=== The records ===

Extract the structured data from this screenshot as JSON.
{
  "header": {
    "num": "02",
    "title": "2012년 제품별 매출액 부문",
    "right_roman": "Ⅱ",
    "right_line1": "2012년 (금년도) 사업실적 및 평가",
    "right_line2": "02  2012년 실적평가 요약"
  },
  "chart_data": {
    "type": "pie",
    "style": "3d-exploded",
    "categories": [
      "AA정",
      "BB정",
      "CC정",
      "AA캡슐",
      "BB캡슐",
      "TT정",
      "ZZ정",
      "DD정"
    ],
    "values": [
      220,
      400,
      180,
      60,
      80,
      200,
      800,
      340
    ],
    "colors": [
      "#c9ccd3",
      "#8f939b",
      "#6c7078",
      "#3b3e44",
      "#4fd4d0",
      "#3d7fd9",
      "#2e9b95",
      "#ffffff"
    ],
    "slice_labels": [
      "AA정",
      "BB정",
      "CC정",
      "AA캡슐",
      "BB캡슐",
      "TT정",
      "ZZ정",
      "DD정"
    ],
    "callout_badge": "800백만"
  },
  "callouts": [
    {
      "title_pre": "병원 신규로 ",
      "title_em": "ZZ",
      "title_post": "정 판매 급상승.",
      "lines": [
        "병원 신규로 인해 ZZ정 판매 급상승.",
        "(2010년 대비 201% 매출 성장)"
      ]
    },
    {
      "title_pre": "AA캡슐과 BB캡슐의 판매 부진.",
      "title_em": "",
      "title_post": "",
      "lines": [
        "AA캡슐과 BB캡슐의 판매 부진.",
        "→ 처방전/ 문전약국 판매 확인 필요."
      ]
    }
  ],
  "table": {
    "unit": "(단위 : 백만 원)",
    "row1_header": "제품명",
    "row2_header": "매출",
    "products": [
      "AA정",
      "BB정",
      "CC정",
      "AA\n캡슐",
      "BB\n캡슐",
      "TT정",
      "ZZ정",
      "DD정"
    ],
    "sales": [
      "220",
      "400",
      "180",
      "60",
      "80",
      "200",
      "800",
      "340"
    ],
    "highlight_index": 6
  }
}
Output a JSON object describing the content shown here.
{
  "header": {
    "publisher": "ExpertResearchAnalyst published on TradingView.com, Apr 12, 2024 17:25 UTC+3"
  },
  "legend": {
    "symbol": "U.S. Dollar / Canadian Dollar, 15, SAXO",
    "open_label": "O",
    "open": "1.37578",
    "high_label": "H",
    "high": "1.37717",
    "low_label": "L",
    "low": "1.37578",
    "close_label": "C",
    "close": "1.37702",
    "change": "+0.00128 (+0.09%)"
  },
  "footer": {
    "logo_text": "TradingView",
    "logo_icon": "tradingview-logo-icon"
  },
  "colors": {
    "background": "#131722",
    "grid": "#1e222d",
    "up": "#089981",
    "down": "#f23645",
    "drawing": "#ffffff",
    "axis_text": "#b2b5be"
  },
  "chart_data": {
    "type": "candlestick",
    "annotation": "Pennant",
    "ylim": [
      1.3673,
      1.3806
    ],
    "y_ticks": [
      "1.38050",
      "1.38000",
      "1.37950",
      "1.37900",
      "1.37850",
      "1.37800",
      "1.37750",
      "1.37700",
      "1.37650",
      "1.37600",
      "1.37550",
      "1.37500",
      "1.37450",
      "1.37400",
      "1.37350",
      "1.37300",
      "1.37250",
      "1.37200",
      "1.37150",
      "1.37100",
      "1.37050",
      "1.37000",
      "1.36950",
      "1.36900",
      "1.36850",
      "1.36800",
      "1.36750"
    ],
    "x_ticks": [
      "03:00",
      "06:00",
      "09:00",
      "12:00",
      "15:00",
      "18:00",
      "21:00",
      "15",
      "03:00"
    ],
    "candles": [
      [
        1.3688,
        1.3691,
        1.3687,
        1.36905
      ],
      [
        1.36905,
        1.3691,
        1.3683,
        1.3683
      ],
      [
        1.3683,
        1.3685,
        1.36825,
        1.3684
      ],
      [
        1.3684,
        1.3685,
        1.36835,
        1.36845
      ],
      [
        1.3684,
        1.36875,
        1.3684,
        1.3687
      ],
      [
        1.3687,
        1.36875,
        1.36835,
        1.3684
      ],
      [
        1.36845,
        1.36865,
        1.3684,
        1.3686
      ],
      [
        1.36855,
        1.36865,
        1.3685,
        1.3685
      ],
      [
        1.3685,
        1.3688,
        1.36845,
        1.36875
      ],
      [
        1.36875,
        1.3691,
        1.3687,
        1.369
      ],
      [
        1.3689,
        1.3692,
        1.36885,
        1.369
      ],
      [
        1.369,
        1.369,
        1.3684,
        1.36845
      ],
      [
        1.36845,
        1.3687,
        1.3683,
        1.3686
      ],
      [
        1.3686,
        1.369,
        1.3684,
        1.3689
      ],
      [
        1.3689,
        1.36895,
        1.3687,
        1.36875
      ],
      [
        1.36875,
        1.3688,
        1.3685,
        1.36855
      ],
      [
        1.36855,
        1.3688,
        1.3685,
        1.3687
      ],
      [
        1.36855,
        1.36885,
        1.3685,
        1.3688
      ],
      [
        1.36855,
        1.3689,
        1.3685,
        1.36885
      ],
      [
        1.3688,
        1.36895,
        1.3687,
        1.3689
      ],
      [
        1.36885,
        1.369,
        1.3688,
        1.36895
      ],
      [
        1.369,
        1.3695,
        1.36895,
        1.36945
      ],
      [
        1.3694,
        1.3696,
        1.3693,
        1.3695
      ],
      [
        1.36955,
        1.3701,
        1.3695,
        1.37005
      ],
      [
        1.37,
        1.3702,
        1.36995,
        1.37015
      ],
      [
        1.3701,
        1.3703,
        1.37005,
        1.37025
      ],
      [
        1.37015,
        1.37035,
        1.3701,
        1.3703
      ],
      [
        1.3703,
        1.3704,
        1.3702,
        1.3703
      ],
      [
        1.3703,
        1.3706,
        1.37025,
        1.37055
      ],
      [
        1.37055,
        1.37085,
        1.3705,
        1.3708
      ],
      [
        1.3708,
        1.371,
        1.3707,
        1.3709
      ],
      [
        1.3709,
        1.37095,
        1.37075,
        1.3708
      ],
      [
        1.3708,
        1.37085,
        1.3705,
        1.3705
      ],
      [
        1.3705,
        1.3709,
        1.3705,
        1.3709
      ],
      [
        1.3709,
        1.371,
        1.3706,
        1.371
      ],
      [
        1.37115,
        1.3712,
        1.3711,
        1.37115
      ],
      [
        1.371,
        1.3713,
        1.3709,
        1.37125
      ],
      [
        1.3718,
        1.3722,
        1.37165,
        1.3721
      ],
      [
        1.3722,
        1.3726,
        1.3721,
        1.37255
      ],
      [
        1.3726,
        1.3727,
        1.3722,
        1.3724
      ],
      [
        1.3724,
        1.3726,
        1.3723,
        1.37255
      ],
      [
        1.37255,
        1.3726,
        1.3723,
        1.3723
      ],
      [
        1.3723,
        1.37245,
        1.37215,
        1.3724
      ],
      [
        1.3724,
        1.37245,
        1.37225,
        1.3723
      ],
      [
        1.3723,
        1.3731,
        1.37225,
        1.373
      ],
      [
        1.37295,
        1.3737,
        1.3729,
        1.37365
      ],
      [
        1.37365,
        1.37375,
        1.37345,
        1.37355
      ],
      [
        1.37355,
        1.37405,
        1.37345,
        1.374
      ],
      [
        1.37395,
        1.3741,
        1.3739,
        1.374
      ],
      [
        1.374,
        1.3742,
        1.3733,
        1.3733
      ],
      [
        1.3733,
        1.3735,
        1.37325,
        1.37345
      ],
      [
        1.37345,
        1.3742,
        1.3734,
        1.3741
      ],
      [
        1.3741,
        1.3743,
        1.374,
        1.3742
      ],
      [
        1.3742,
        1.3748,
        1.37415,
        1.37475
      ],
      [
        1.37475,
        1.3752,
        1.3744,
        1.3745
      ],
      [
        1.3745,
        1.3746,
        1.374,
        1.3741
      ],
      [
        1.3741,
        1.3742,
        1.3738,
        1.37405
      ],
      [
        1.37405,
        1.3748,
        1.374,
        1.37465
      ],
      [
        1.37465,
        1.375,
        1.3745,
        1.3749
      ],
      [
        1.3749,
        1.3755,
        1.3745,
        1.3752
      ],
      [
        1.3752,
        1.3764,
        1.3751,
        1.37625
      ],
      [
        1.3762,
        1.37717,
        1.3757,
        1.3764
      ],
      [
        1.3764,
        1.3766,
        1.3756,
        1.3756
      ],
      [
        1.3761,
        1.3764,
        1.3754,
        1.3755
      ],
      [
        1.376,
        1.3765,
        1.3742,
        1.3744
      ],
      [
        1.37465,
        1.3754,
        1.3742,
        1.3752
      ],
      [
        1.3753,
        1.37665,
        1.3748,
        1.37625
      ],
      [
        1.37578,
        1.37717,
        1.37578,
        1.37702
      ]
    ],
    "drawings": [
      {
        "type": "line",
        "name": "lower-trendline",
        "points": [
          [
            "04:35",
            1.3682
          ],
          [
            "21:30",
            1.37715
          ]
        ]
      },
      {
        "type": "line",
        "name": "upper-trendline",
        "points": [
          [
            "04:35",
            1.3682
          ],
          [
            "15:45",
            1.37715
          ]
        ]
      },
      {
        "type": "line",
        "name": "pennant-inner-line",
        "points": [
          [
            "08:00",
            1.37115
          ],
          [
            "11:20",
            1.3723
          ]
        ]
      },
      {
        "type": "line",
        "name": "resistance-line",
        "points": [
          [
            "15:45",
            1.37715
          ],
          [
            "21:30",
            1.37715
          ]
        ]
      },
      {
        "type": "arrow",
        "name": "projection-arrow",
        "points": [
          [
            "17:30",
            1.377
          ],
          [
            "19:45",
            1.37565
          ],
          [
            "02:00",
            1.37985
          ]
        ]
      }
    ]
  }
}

===

What is the number of lines in these records that contain "name"? Reply with the number only.

**Output for this task:** 5